*Short task*:
How many of the lines below include "model"? Give the number and no other words.

....................

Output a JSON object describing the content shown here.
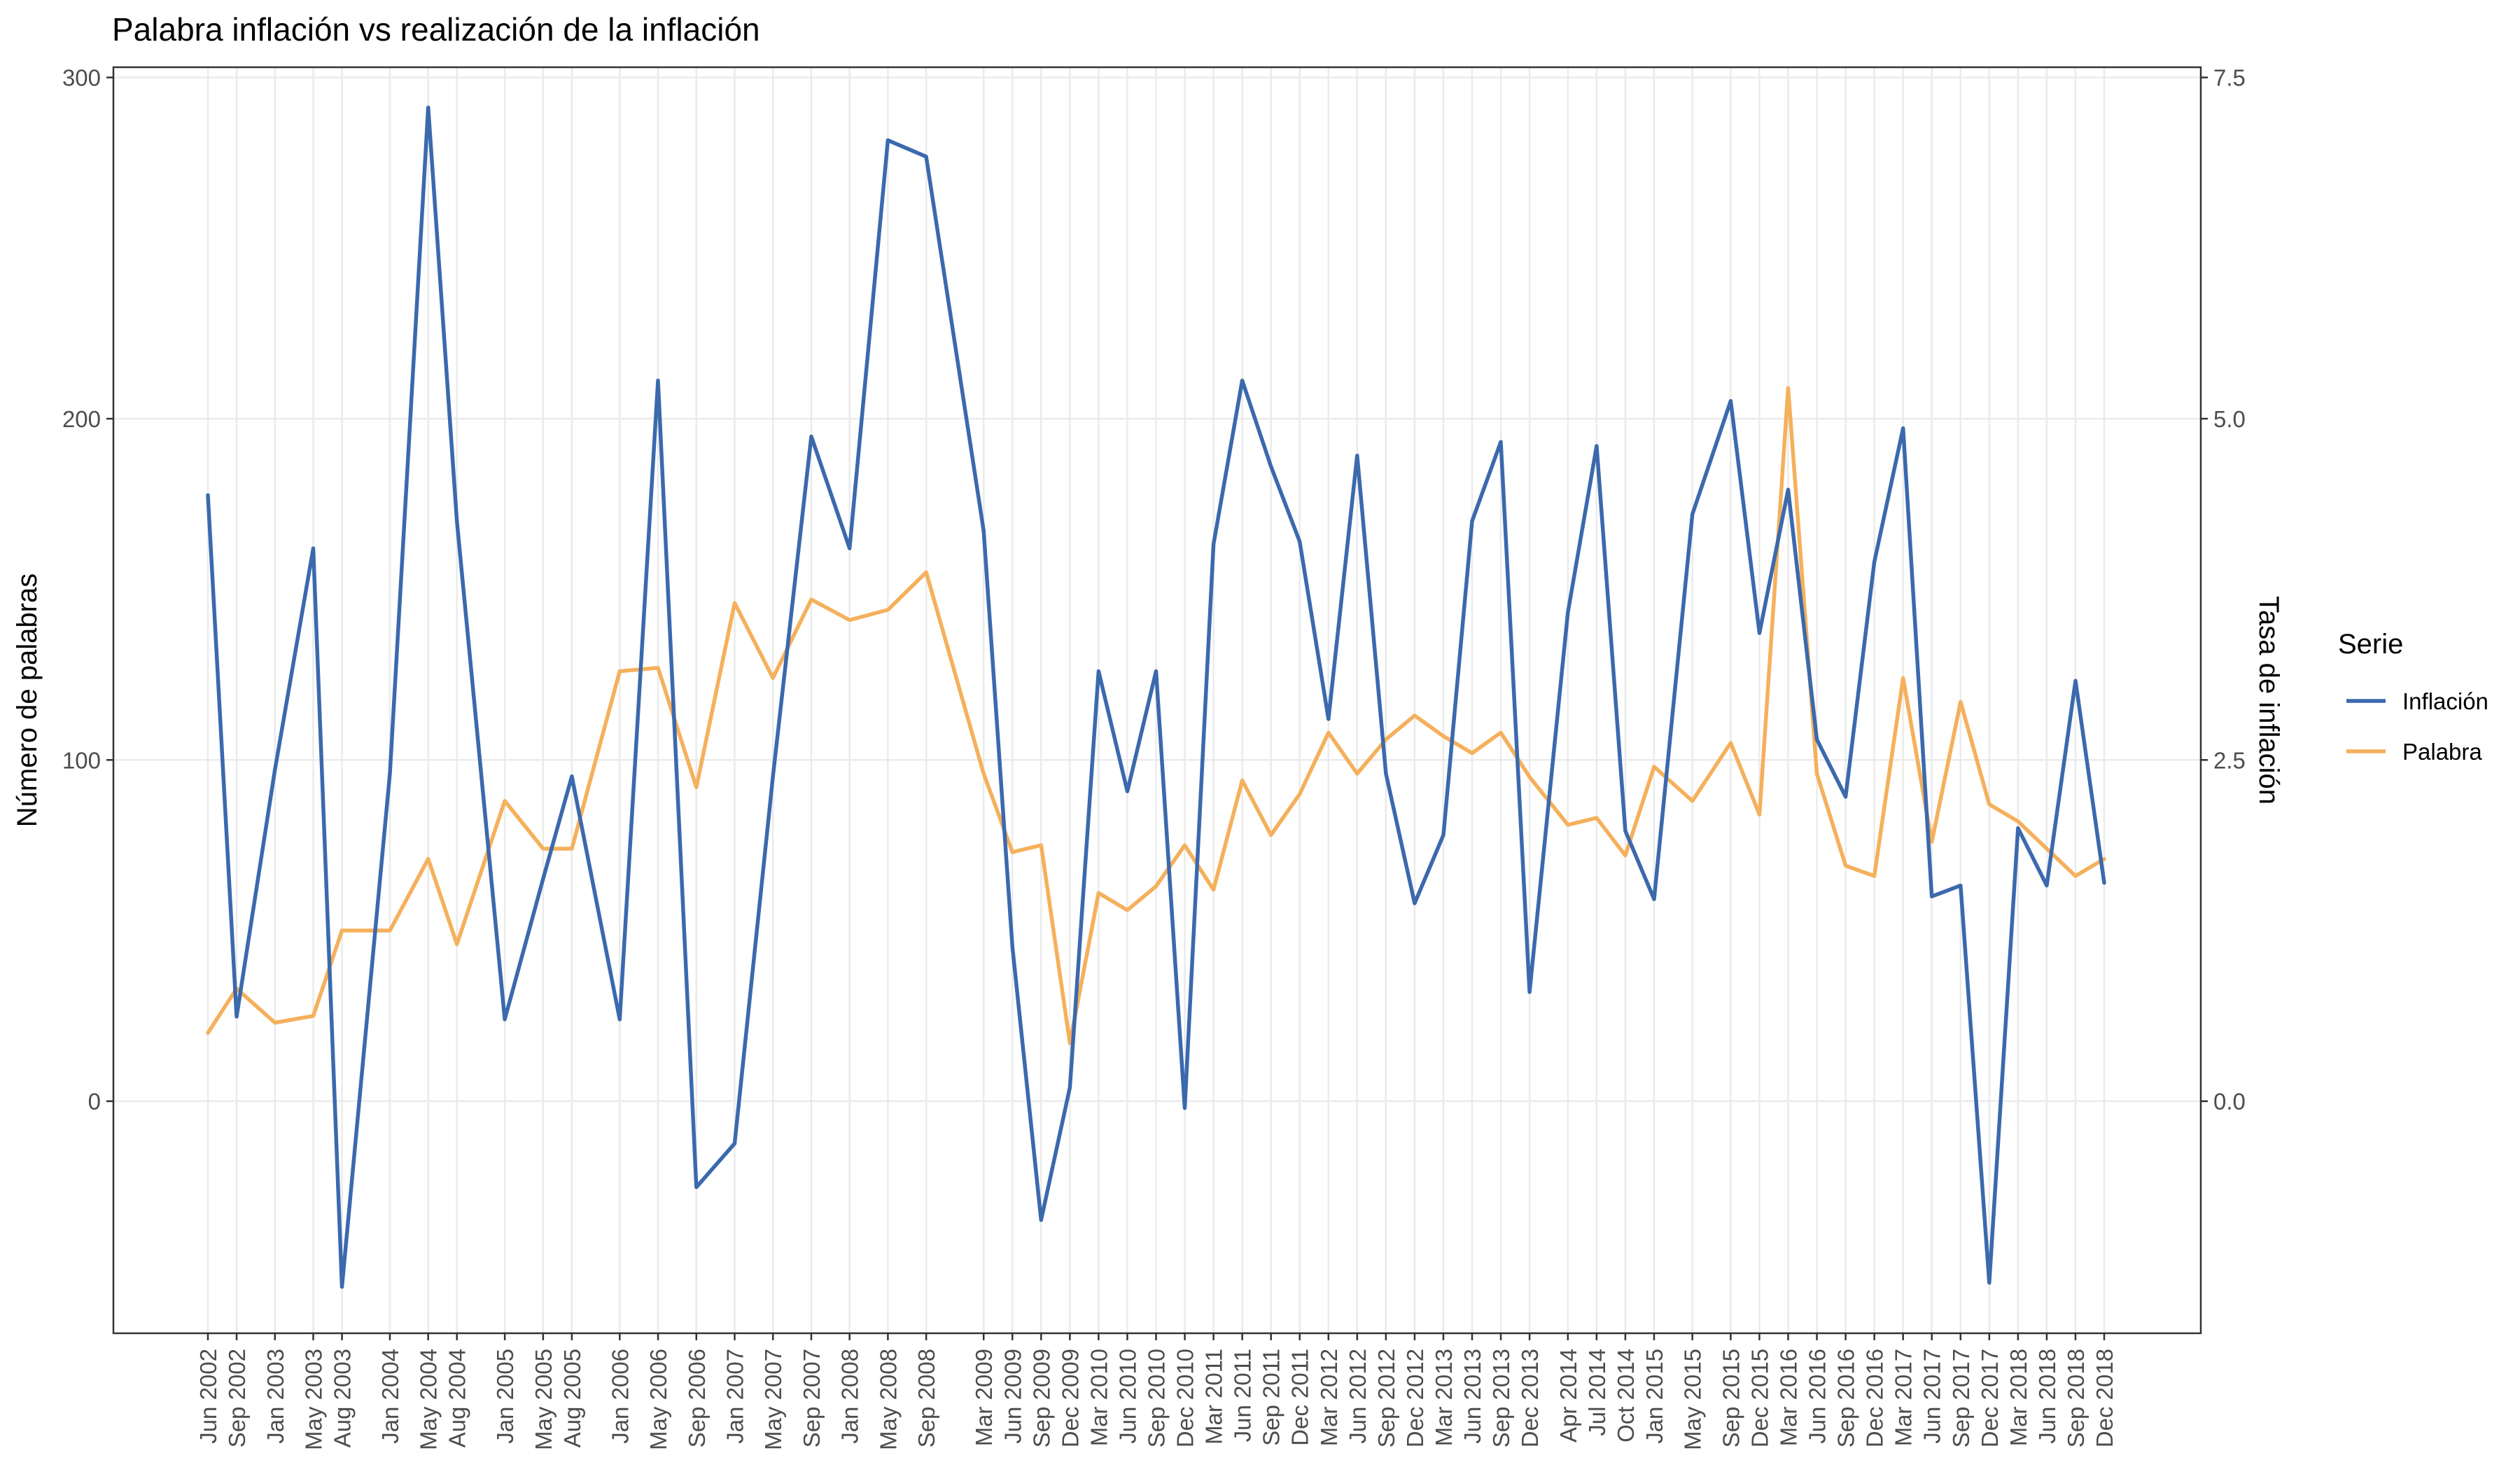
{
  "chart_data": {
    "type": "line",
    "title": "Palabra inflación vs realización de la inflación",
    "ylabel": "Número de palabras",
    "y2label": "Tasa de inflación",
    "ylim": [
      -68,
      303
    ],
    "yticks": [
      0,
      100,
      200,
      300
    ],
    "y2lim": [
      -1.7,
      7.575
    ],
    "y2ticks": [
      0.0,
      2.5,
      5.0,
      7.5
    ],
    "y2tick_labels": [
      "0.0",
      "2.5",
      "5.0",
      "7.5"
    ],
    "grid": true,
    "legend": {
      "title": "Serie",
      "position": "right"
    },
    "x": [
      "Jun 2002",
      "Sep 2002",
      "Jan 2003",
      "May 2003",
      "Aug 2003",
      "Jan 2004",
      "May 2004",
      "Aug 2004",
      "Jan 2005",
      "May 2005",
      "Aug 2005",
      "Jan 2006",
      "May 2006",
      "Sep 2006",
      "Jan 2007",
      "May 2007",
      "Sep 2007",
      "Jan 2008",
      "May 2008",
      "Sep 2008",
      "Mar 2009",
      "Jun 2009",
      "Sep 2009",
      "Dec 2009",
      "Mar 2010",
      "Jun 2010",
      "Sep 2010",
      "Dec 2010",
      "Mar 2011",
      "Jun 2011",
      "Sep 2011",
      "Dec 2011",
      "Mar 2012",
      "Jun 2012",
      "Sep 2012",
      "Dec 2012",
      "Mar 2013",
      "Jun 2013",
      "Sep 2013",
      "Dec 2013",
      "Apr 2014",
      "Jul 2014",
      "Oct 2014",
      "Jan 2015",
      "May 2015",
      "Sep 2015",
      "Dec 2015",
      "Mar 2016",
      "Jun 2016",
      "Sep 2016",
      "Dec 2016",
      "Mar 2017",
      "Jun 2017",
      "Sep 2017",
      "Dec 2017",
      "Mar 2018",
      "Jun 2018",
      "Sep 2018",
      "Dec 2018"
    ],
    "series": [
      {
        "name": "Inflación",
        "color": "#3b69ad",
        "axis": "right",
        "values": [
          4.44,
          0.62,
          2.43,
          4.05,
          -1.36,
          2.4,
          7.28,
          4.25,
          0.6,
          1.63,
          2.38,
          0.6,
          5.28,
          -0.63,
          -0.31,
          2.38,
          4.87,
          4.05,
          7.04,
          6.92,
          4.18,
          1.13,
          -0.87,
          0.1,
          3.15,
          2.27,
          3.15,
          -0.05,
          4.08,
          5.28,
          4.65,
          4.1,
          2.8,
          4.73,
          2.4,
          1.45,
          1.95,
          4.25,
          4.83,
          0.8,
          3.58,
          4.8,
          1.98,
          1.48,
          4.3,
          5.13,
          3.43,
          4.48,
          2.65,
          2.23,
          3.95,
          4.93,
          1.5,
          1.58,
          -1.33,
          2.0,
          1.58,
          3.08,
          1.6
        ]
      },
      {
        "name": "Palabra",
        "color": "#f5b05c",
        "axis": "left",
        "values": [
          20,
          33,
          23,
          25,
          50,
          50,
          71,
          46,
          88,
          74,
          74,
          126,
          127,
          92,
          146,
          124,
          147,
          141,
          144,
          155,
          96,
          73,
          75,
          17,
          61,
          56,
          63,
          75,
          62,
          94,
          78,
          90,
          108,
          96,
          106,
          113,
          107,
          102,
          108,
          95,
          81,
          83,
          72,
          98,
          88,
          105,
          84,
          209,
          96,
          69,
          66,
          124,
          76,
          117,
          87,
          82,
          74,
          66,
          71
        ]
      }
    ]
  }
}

....................

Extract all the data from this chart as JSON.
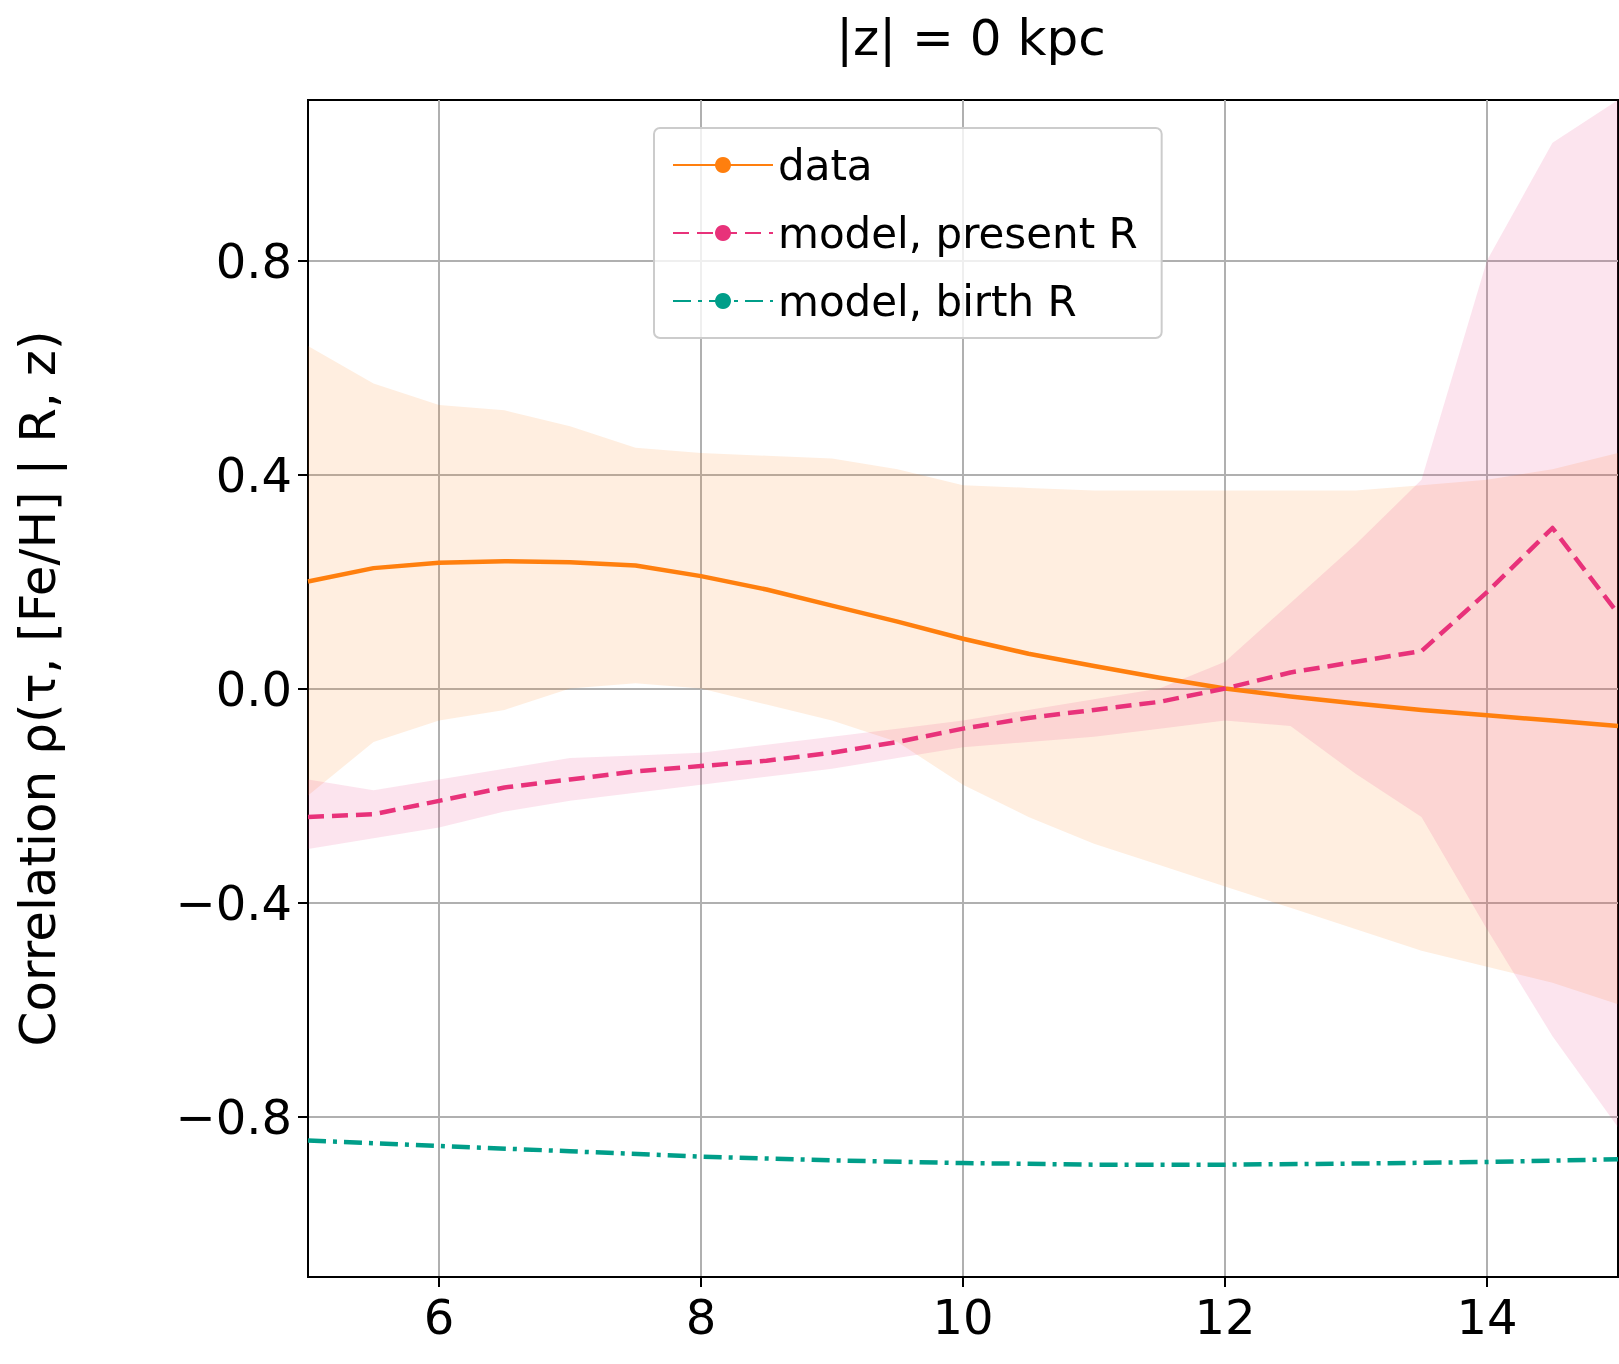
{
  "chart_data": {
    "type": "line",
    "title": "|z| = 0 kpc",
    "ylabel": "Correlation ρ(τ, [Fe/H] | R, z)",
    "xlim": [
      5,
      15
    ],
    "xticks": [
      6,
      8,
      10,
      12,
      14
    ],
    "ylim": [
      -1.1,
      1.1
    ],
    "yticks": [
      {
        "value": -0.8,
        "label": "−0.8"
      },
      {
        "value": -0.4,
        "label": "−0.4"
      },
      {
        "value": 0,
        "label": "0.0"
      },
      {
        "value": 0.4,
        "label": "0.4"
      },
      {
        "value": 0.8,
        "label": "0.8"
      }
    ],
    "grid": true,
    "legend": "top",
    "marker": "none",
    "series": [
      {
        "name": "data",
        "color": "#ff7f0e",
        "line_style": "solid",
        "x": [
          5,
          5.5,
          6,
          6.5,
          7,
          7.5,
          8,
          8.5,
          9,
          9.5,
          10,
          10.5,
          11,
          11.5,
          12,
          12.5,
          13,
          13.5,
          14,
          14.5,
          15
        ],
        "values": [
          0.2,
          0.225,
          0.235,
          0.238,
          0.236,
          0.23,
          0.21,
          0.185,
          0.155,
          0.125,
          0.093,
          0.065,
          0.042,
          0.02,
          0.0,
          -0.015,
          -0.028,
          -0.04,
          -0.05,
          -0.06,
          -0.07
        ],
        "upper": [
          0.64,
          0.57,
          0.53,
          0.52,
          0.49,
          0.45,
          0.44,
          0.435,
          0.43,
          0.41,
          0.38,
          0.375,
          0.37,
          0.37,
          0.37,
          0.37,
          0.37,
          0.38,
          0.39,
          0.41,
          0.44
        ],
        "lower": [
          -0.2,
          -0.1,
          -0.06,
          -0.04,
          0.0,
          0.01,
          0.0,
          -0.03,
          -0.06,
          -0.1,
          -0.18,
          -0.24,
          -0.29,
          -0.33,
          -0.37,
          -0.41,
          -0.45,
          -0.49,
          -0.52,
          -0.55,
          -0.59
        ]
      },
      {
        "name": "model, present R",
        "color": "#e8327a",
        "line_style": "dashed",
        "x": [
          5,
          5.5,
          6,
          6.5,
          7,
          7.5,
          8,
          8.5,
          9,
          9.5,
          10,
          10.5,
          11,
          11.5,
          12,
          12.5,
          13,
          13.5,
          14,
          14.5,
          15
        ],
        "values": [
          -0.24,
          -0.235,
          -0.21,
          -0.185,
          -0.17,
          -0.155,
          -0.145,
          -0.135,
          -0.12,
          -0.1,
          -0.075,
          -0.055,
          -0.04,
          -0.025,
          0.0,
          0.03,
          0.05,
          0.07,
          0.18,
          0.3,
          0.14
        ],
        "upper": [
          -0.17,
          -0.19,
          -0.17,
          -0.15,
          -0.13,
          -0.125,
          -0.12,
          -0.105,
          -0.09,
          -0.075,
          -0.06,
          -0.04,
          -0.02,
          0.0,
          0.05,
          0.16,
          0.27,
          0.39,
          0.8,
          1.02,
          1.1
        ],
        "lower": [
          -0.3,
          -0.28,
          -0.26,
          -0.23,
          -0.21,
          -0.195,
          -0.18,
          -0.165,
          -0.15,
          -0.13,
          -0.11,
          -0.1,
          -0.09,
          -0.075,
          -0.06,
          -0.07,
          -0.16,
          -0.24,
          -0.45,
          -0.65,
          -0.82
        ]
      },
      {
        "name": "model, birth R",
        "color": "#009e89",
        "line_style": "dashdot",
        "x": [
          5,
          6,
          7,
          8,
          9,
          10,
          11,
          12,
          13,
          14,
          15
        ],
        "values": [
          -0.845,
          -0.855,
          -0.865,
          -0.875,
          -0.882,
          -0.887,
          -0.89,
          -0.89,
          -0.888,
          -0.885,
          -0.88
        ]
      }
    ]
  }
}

....................

*Correct response*:
2